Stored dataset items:
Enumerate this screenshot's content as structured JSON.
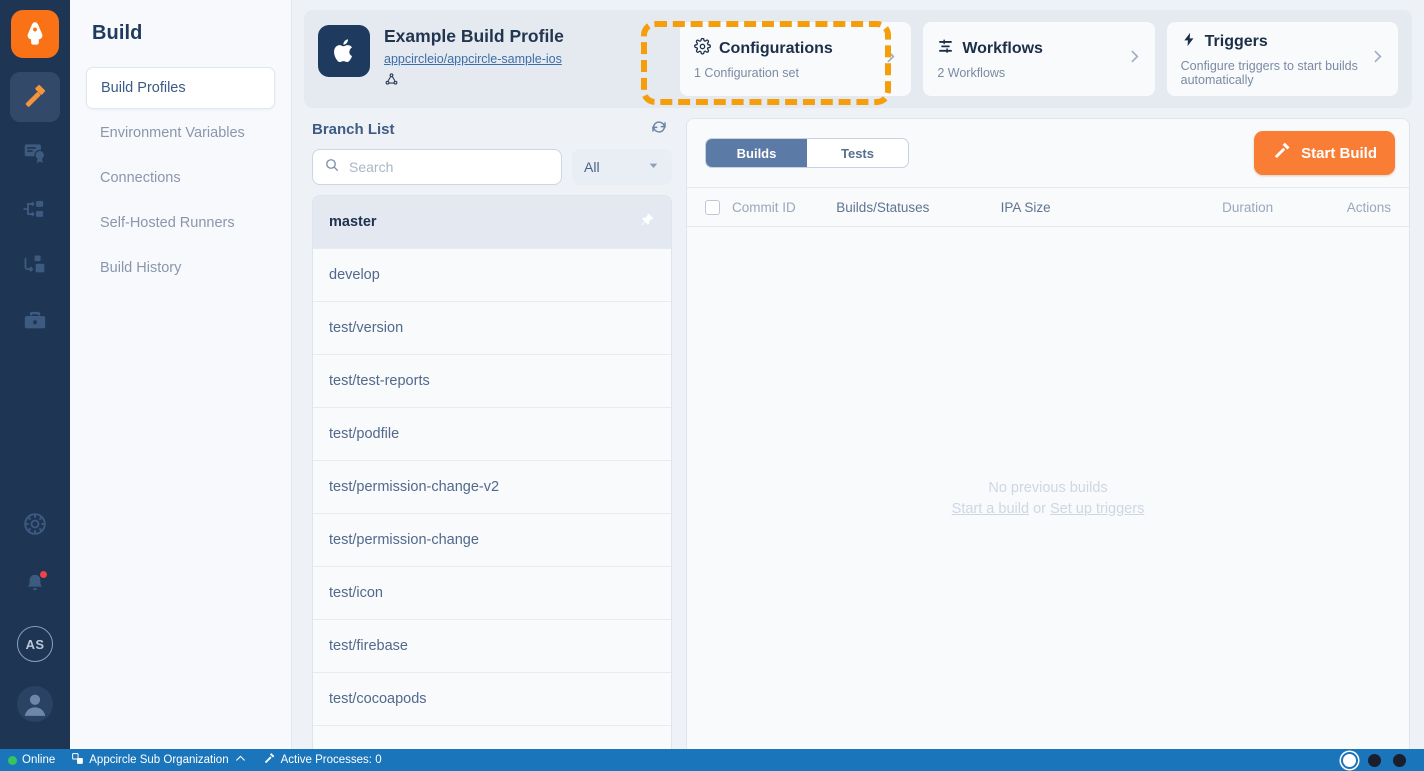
{
  "rail": {
    "logo_icon": "appcircle-logo-icon",
    "items": [
      {
        "icon": "hammer-build-icon",
        "name": "build",
        "active": true
      },
      {
        "icon": "certificate-signing-icon",
        "name": "signing-identities",
        "active": false
      },
      {
        "icon": "distribution-icon",
        "name": "distribution",
        "active": false
      },
      {
        "icon": "store-submit-icon",
        "name": "store-submission",
        "active": false
      },
      {
        "icon": "toolbox-icon",
        "name": "resources",
        "active": false
      }
    ],
    "bottom": [
      {
        "icon": "settings-wheel-icon",
        "name": "settings"
      },
      {
        "icon": "bell-notification-icon",
        "name": "notifications",
        "badge": true
      },
      {
        "icon": "organization-avatar",
        "name": "organization-avatar",
        "initials": "AS"
      },
      {
        "icon": "user-avatar-icon",
        "name": "user-avatar"
      }
    ]
  },
  "subnav": {
    "title": "Build",
    "items": [
      {
        "label": "Build Profiles",
        "active": true
      },
      {
        "label": "Environment Variables",
        "active": false
      },
      {
        "label": "Connections",
        "active": false
      },
      {
        "label": "Self-Hosted Runners",
        "active": false
      },
      {
        "label": "Build History",
        "active": false
      }
    ]
  },
  "profile": {
    "platform_icon": "apple-icon",
    "name": "Example Build Profile",
    "repo": "appcircleio/appcircle-sample-ios",
    "vcs_icon": "git-connection-icon"
  },
  "cards": [
    {
      "icon": "gear-icon",
      "title": "Configurations",
      "subtitle": "1 Configuration set",
      "highlighted": true
    },
    {
      "icon": "workflow-icon",
      "title": "Workflows",
      "subtitle": "2 Workflows",
      "highlighted": false
    },
    {
      "icon": "lightning-bolt-icon",
      "title": "Triggers",
      "subtitle": "Configure triggers to start builds automatically",
      "highlighted": false
    }
  ],
  "branches": {
    "heading": "Branch List",
    "refresh_icon": "refresh-icon",
    "search": {
      "value": "",
      "placeholder": "Search",
      "icon": "search-icon"
    },
    "filter": {
      "value": "All",
      "icon": "chevron-down-icon"
    },
    "items": [
      {
        "name": "master",
        "selected": true,
        "pinned": true
      },
      {
        "name": "develop",
        "selected": false,
        "pinned": false
      },
      {
        "name": "test/version",
        "selected": false,
        "pinned": false
      },
      {
        "name": "test/test-reports",
        "selected": false,
        "pinned": false
      },
      {
        "name": "test/podfile",
        "selected": false,
        "pinned": false
      },
      {
        "name": "test/permission-change-v2",
        "selected": false,
        "pinned": false
      },
      {
        "name": "test/permission-change",
        "selected": false,
        "pinned": false
      },
      {
        "name": "test/icon",
        "selected": false,
        "pinned": false
      },
      {
        "name": "test/firebase",
        "selected": false,
        "pinned": false
      },
      {
        "name": "test/cocoapods",
        "selected": false,
        "pinned": false
      }
    ]
  },
  "builds": {
    "tabs": [
      {
        "label": "Builds",
        "active": true
      },
      {
        "label": "Tests",
        "active": false
      }
    ],
    "start_build": {
      "label": "Start Build",
      "icon": "hammer-icon"
    },
    "columns": [
      {
        "label": "Commit ID",
        "dim": true
      },
      {
        "label": "Builds/Statuses",
        "dim": false
      },
      {
        "label": "IPA Size",
        "dim": false
      },
      {
        "label": "Duration",
        "dim": true
      },
      {
        "label": "Actions",
        "dim": true
      }
    ],
    "empty": {
      "line1": "No previous builds",
      "link1": "Start a build",
      "or": "or",
      "link2": "Set up triggers"
    }
  },
  "statusbar": {
    "online": "Online",
    "organization": "Appcircle Sub Organization",
    "org_icon": "organization-icon",
    "chevron_icon": "chevron-up-icon",
    "processes_icon": "hammer-icon",
    "processes": "Active Processes: 0"
  },
  "colors": {
    "brand_orange": "#f97316",
    "navy": "#1e3553",
    "status_blue": "#1b75bb",
    "highlight": "#f59e0b",
    "online_green": "#35c45e"
  }
}
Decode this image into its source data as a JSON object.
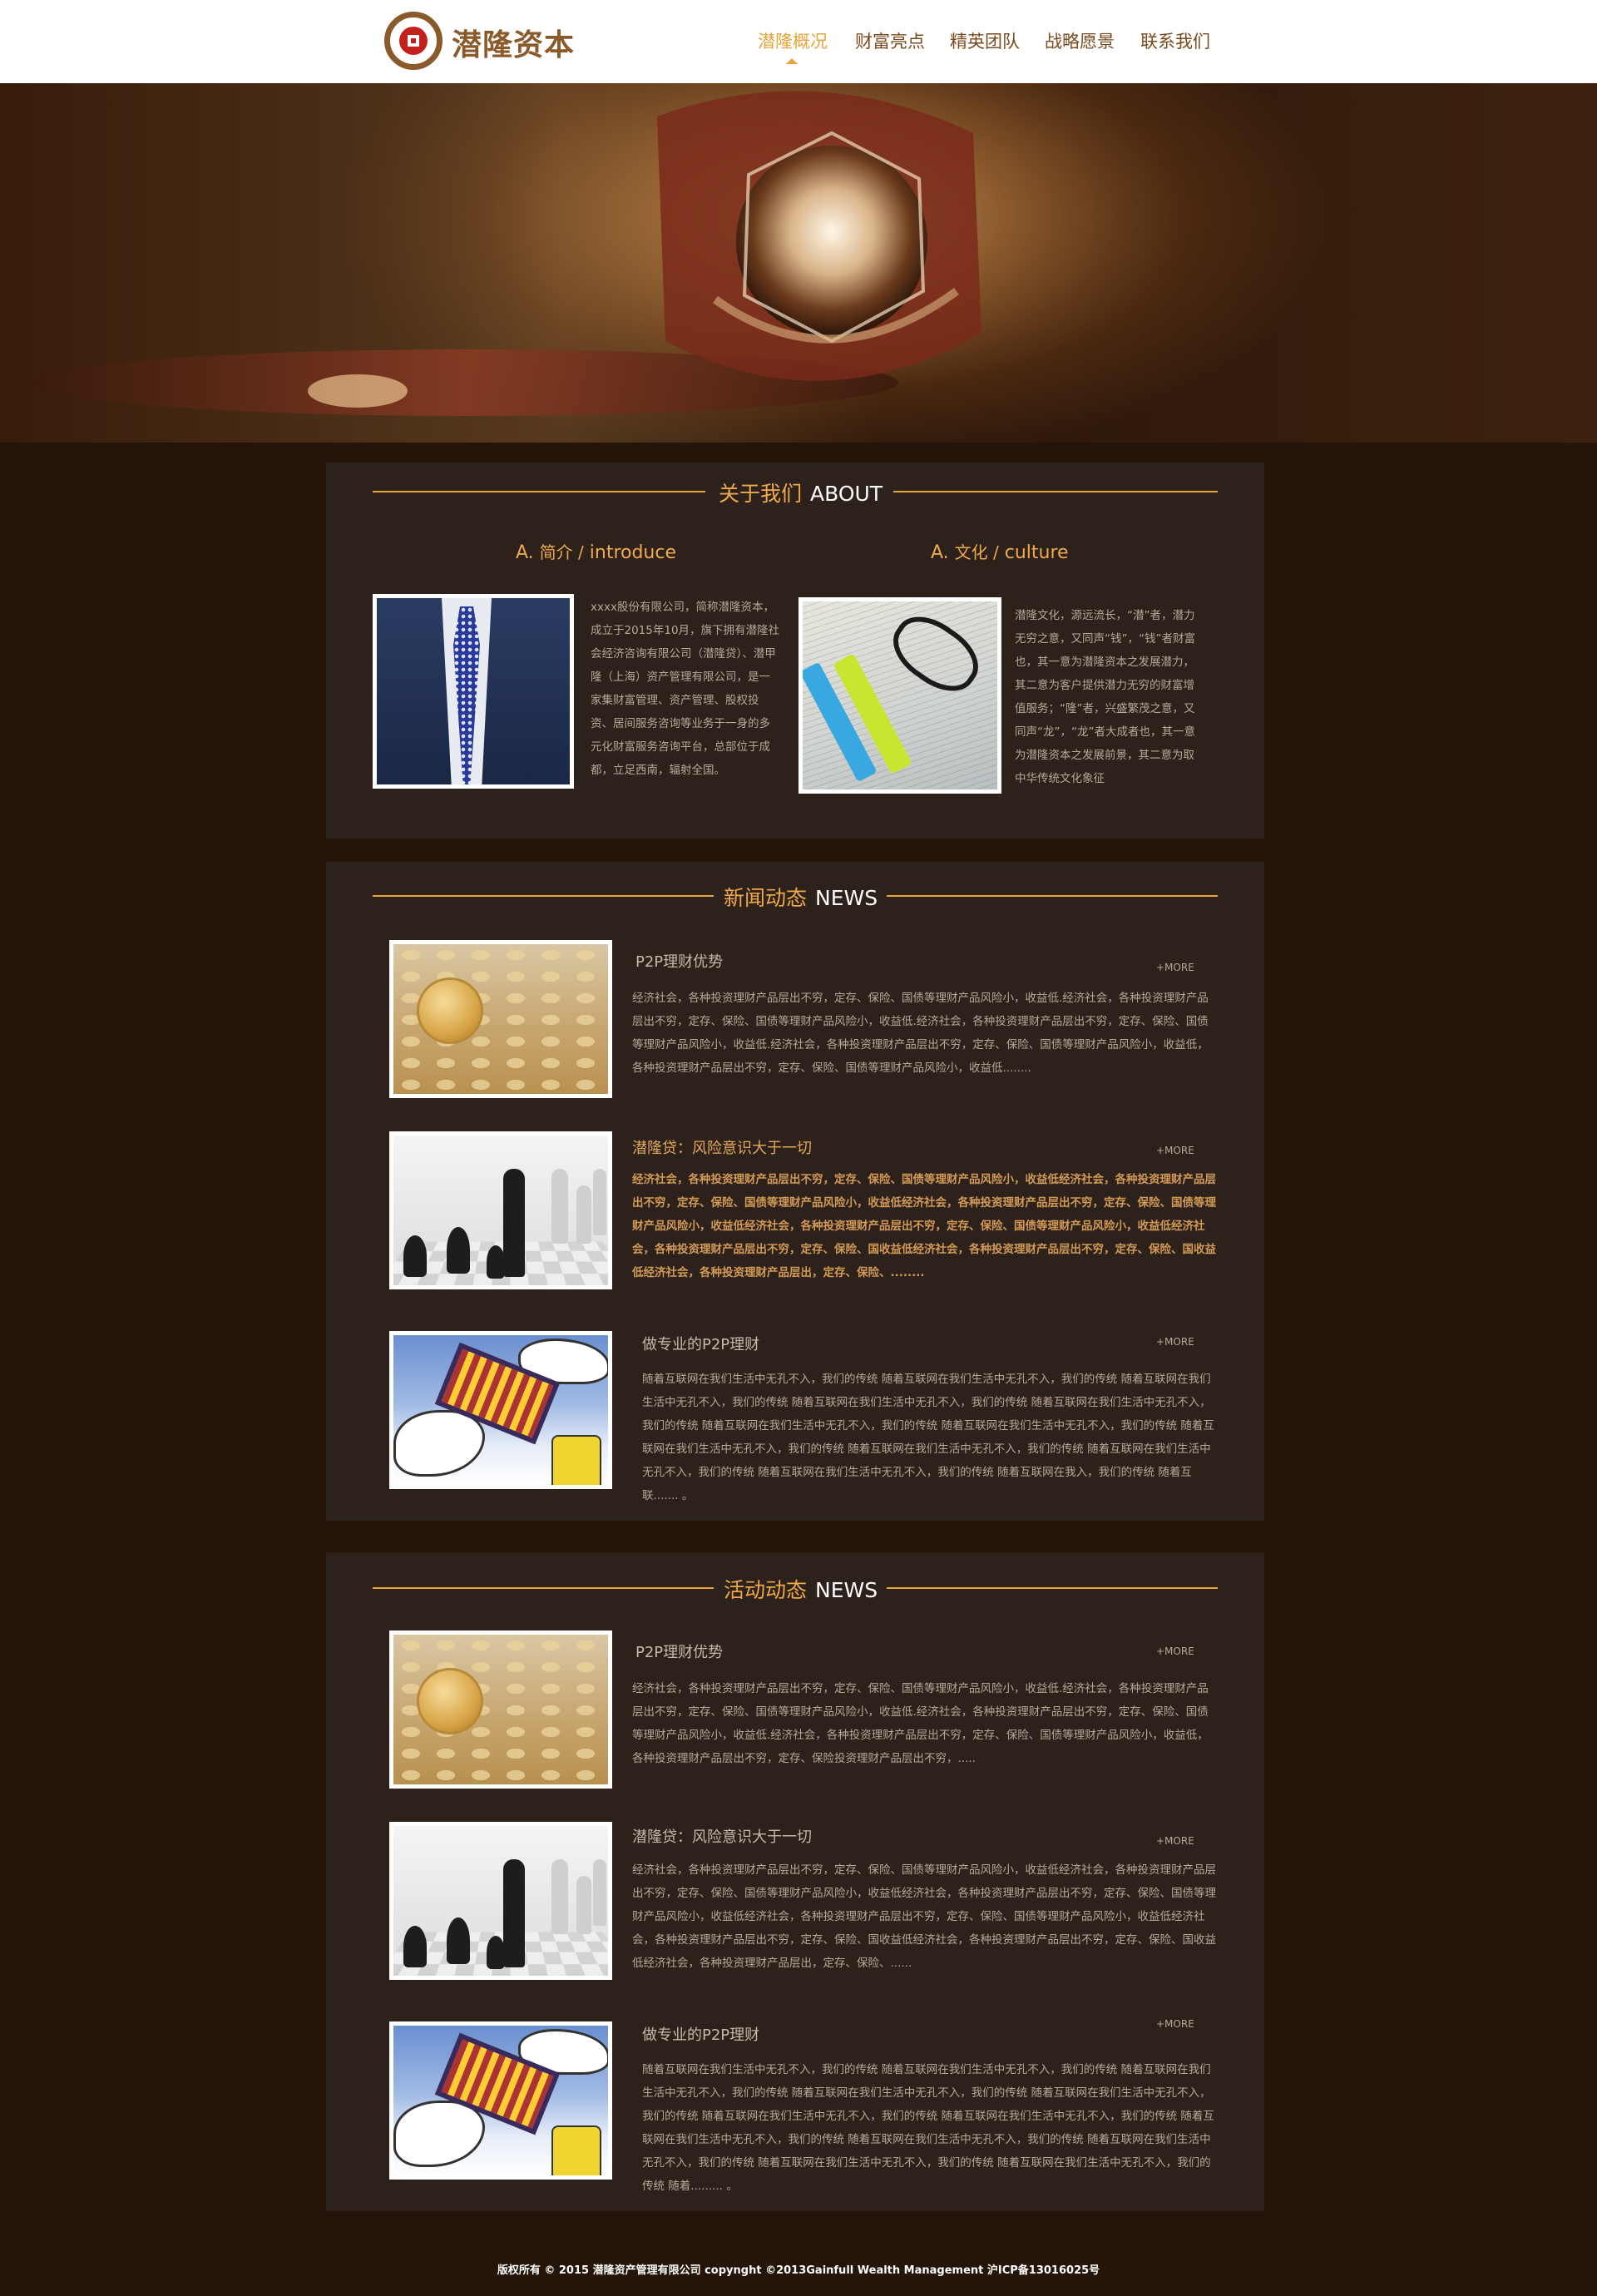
{
  "header": {
    "brand": "潜隆资本",
    "nav": [
      "潜隆概况",
      "财富亮点",
      "精英团队",
      "战略愿景",
      "联系我们"
    ],
    "active_index": 0
  },
  "about": {
    "title_cn": "关于我们",
    "title_en": "ABOUT",
    "intro": {
      "prefix": "A.",
      "cn": "简介 /",
      "en": "introduce",
      "text": "xxxx股份有限公司，简称潜隆资本，成立于2015年10月，旗下拥有潜隆社会经济咨询有限公司（潜隆贷）、潜甲隆（上海）资产管理有限公司，是一家集财富管理、资产管理、股权投资、居间服务咨询等业务于一身的多元化财富服务咨询平台，总部位于成都，立足西南，辐射全国。"
    },
    "culture": {
      "prefix": "A.",
      "cn": "文化 /",
      "en": "culture",
      "text": "潜隆文化，源远流长，“潜”者，潜力无穷之意，又同声“钱”，“钱”者财富也，其一意为潜隆资本之发展潜力，其二意为客户提供潜力无穷的财富增值服务；“隆”者，兴盛繁茂之意，又同声“龙”，“龙”者大成者也，其一意为潜隆资本之发展前景，其二意为取中华传统文化象征"
    }
  },
  "news": {
    "title_cn": "新闻动态",
    "title_en": "NEWS",
    "items": [
      {
        "title": "P2P理财优势",
        "more": "+MORE",
        "text": "经济社会，各种投资理财产品层出不穷，定存、保险、国债等理财产品风险小，收益低.经济社会，各种投资理财产品层出不穷，定存、保险、国债等理财产品风险小，收益低.经济社会，各种投资理财产品层出不穷，定存、保险、国债等理财产品风险小，收益低.经济社会，各种投资理财产品层出不穷，定存、保险、国债等理财产品风险小，收益低，各种投资理财产品层出不穷，定存、保险、国债等理财产品风险小，收益低........"
      },
      {
        "title": "潜隆贷：风险意识大于一切",
        "more": "+MORE",
        "text": "经济社会，各种投资理财产品层出不穷，定存、保险、国债等理财产品风险小，收益低经济社会，各种投资理财产品层出不穷，定存、保险、国债等理财产品风险小，收益低经济社会，各种投资理财产品层出不穷，定存、保险、国债等理财产品风险小，收益低经济社会，各种投资理财产品层出不穷，定存、保险、国债等理财产品风险小，收益低经济社会，各种投资理财产品层出不穷，定存、保险、国收益低经济社会，各种投资理财产品层出不穷，定存、保险、国收益低经济社会，各种投资理财产品层出，定存、保险、........"
      },
      {
        "title": "做专业的P2P理财",
        "more": "+MORE",
        "text": "随着互联网在我们生活中无孔不入，我们的传统 随着互联网在我们生活中无孔不入，我们的传统 随着互联网在我们生活中无孔不入，我们的传统 随着互联网在我们生活中无孔不入，我们的传统 随着互联网在我们生活中无孔不入，我们的传统 随着互联网在我们生活中无孔不入，我们的传统 随着互联网在我们生活中无孔不入，我们的传统 随着互联网在我们生活中无孔不入，我们的传统 随着互联网在我们生活中无孔不入，我们的传统 随着互联网在我们生活中无孔不入，我们的传统 随着互联网在我们生活中无孔不入，我们的传统 随着互联网在我入，我们的传统 随着互联.......  。"
      }
    ]
  },
  "events": {
    "title_cn": "活动动态",
    "title_en": "NEWS",
    "items": [
      {
        "title": "P2P理财优势",
        "more": "+MORE",
        "text": "经济社会，各种投资理财产品层出不穷，定存、保险、国债等理财产品风险小，收益低.经济社会，各种投资理财产品层出不穷，定存、保险、国债等理财产品风险小，收益低.经济社会，各种投资理财产品层出不穷，定存、保险、国债等理财产品风险小，收益低.经济社会，各种投资理财产品层出不穷，定存、保险、国债等理财产品风险小，收益低，各种投资理财产品层出不穷，定存、保险投资理财产品层出不穷，....."
      },
      {
        "title": "潜隆贷：风险意识大于一切",
        "more": "+MORE",
        "text": "经济社会，各种投资理财产品层出不穷，定存、保险、国债等理财产品风险小，收益低经济社会，各种投资理财产品层出不穷，定存、保险、国债等理财产品风险小，收益低经济社会，各种投资理财产品层出不穷，定存、保险、国债等理财产品风险小，收益低经济社会，各种投资理财产品层出不穷，定存、保险、国债等理财产品风险小，收益低经济社会，各种投资理财产品层出不穷，定存、保险、国收益低经济社会，各种投资理财产品层出不穷，定存、保险、国收益低经济社会，各种投资理财产品层出，定存、保险、......"
      },
      {
        "title": "做专业的P2P理财",
        "more": "+MORE",
        "text": "随着互联网在我们生活中无孔不入，我们的传统 随着互联网在我们生活中无孔不入，我们的传统 随着互联网在我们生活中无孔不入，我们的传统 随着互联网在我们生活中无孔不入，我们的传统 随着互联网在我们生活中无孔不入，我们的传统 随着互联网在我们生活中无孔不入，我们的传统 随着互联网在我们生活中无孔不入，我们的传统 随着互联网在我们生活中无孔不入，我们的传统 随着互联网在我们生活中无孔不入，我们的传统 随着互联网在我们生活中无孔不入，我们的传统 随着互联网在我们生活中无孔不入，我们的传统 随着互联网在我们生活中无孔不入，我们的传统 随着.........  。"
      }
    ]
  },
  "footer": {
    "text": "版权所有 © 2015 潜隆资产管理有限公司  copynght ©2013Gainfull Wealth Management    沪ICP备13016025号"
  },
  "colors": {
    "accent": "#e8a43a",
    "background": "#241409",
    "panel": "#2d211c"
  },
  "icons": {
    "logo": "coin-logo-icon",
    "nav_indicator": "caret-up-icon"
  }
}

# STATED PROBLEM
Find all lines with "我们的传统" in them and copy each one.

# TASK SOLUTION
        "text": "随着互联网在我们生活中无孔不入，我们的传统 随着互联网在我们生活中无孔不入，我们的传统 随着互联网在我们生活中无孔不入，我们的传统 随着互联网在我们生活中无孔不入，我们的传统 随着互联网在我们生活中无孔不入，我们的传统 随着互联网在我们生活中无孔不入，我们的传统 随着互联网在我们生活中无孔不入，我们的传统 随着互联网在我们生活中无孔不入，我们的传统 随着互联网在我们生活中无孔不入，我们的传统 随着互联网在我们生活中无孔不入，我们的传统 随着互联网在我们生活中无孔不入，我们的传统 随着互联网在我入，我们的传统 随着互联.......  。"
        "text": "随着互联网在我们生活中无孔不入，我们的传统 随着互联网在我们生活中无孔不入，我们的传统 随着互联网在我们生活中无孔不入，我们的传统 随着互联网在我们生活中无孔不入，我们的传统 随着互联网在我们生活中无孔不入，我们的传统 随着互联网在我们生活中无孔不入，我们的传统 随着互联网在我们生活中无孔不入，我们的传统 随着互联网在我们生活中无孔不入，我们的传统 随着互联网在我们生活中无孔不入，我们的传统 随着互联网在我们生活中无孔不入，我们的传统 随着互联网在我们生活中无孔不入，我们的传统 随着互联网在我们生活中无孔不入，我们的传统 随着.........  。"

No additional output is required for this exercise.